- **Task description**
Restate the entries below word for word, omitting nothing.

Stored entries
--------------------------------

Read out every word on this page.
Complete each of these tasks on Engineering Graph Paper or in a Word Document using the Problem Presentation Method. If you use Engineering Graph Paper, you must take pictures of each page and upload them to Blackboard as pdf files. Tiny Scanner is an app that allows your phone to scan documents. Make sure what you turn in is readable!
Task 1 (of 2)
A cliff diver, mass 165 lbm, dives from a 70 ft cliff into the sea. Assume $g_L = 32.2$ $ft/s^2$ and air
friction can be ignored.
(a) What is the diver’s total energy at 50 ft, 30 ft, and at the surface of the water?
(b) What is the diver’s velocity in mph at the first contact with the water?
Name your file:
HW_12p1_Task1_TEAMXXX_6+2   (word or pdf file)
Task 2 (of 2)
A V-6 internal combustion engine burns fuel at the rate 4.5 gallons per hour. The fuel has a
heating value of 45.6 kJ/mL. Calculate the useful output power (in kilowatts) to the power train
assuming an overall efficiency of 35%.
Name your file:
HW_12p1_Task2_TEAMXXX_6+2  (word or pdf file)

--------------------------------

- **Answer below**
Read out every word on this page.
Complete each of these tasks on Engineering Graph Paper or in a Word Document using the Problem Presentation Method. If you use Engineering Graph Paper, you must take pictures of each page and upload them to Blackboard as pdf files. Tiny Scanner is an app that allows your phone to scan documents. Make sure what you turn in is readable!
Task 1 (of 2)
A cliff diver, mass 165 lbm, dives from a 70 ft cliff into the sea. Assume $g_L = 32.2$ $ft/s^2$ and air
friction can be ignored.
(a) What is the diver’s total energy at 50 ft, 30 ft, and at the surface of the water?
(b) What is the diver’s velocity in mph at the first contact with the water?
Name your file:
HW_12p1_Task1_TEAMXXX_6+2   (word or pdf file)
Task 2 (of 2)
A V-6 internal combustion engine burns fuel at the rate 4.5 gallons per hour. The fuel has a
heating value of 45.6 kJ/mL. Calculate the useful output power (in kilowatts) to the power train
assuming an overall efficiency of 35%.
Name your file:
HW_12p1_Task2_TEAMXXX_6+2  (word or pdf file)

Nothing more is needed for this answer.